Collection entries

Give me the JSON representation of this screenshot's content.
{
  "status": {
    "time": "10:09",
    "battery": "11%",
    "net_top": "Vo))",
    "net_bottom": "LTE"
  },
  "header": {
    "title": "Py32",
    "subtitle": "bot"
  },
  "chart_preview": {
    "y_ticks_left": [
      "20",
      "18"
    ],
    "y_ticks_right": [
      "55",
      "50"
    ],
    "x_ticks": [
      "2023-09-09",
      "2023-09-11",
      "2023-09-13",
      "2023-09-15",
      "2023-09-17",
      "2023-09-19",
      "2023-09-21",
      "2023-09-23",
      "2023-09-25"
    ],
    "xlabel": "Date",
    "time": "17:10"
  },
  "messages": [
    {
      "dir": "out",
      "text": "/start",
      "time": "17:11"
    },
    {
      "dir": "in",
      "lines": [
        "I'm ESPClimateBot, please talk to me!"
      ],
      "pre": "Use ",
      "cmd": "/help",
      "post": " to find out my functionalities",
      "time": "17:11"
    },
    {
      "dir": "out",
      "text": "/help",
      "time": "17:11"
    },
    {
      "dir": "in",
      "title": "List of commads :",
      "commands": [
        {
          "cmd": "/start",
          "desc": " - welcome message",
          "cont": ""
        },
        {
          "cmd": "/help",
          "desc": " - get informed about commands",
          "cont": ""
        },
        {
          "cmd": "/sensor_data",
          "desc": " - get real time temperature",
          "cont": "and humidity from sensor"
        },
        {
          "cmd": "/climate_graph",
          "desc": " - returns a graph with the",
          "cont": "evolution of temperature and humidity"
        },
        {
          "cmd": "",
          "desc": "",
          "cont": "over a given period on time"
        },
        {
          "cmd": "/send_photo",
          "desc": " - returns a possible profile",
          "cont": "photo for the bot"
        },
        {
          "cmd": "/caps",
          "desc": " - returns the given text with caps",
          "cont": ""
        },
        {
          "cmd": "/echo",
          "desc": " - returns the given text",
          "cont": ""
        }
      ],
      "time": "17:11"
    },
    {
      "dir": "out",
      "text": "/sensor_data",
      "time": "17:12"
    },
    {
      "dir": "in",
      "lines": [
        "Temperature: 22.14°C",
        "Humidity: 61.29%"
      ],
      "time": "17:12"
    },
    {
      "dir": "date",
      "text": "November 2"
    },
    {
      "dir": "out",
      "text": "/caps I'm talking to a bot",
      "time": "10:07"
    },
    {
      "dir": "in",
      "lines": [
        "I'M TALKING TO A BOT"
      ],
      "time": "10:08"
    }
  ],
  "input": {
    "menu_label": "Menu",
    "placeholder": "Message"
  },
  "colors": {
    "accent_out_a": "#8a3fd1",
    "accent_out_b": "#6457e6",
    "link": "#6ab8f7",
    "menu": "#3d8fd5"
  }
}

* _Exercise prompt_: Reproduce all the records precisely.

* _Result of this exercise_:
Give me the JSON representation of this screenshot's content.
{
  "status": {
    "time": "10:09",
    "battery": "11%",
    "net_top": "Vo))",
    "net_bottom": "LTE"
  },
  "header": {
    "title": "Py32",
    "subtitle": "bot"
  },
  "chart_preview": {
    "y_ticks_left": [
      "20",
      "18"
    ],
    "y_ticks_right": [
      "55",
      "50"
    ],
    "x_ticks": [
      "2023-09-09",
      "2023-09-11",
      "2023-09-13",
      "2023-09-15",
      "2023-09-17",
      "2023-09-19",
      "2023-09-21",
      "2023-09-23",
      "2023-09-25"
    ],
    "xlabel": "Date",
    "time": "17:10"
  },
  "messages": [
    {
      "dir": "out",
      "text": "/start",
      "time": "17:11"
    },
    {
      "dir": "in",
      "lines": [
        "I'm ESPClimateBot, please talk to me!"
      ],
      "pre": "Use ",
      "cmd": "/help",
      "post": " to find out my functionalities",
      "time": "17:11"
    },
    {
      "dir": "out",
      "text": "/help",
      "time": "17:11"
    },
    {
      "dir": "in",
      "title": "List of commads :",
      "commands": [
        {
          "cmd": "/start",
          "desc": " - welcome message",
          "cont": ""
        },
        {
          "cmd": "/help",
          "desc": " - get informed about commands",
          "cont": ""
        },
        {
          "cmd": "/sensor_data",
          "desc": " - get real time temperature",
          "cont": "and humidity from sensor"
        },
        {
          "cmd": "/climate_graph",
          "desc": " - returns a graph with the",
          "cont": "evolution of temperature and humidity"
        },
        {
          "cmd": "",
          "desc": "",
          "cont": "over a given period on time"
        },
        {
          "cmd": "/send_photo",
          "desc": " - returns a possible profile",
          "cont": "photo for the bot"
        },
        {
          "cmd": "/caps",
          "desc": " - returns the given text with caps",
          "cont": ""
        },
        {
          "cmd": "/echo",
          "desc": " - returns the given text",
          "cont": ""
        }
      ],
      "time": "17:11"
    },
    {
      "dir": "out",
      "text": "/sensor_data",
      "time": "17:12"
    },
    {
      "dir": "in",
      "lines": [
        "Temperature: 22.14°C",
        "Humidity: 61.29%"
      ],
      "time": "17:12"
    },
    {
      "dir": "date",
      "text": "November 2"
    },
    {
      "dir": "out",
      "text": "/caps I'm talking to a bot",
      "time": "10:07"
    },
    {
      "dir": "in",
      "lines": [
        "I'M TALKING TO A BOT"
      ],
      "time": "10:08"
    }
  ],
  "input": {
    "menu_label": "Menu",
    "placeholder": "Message"
  },
  "colors": {
    "accent_out_a": "#8a3fd1",
    "accent_out_b": "#6457e6",
    "link": "#6ab8f7",
    "menu": "#3d8fd5"
  }
}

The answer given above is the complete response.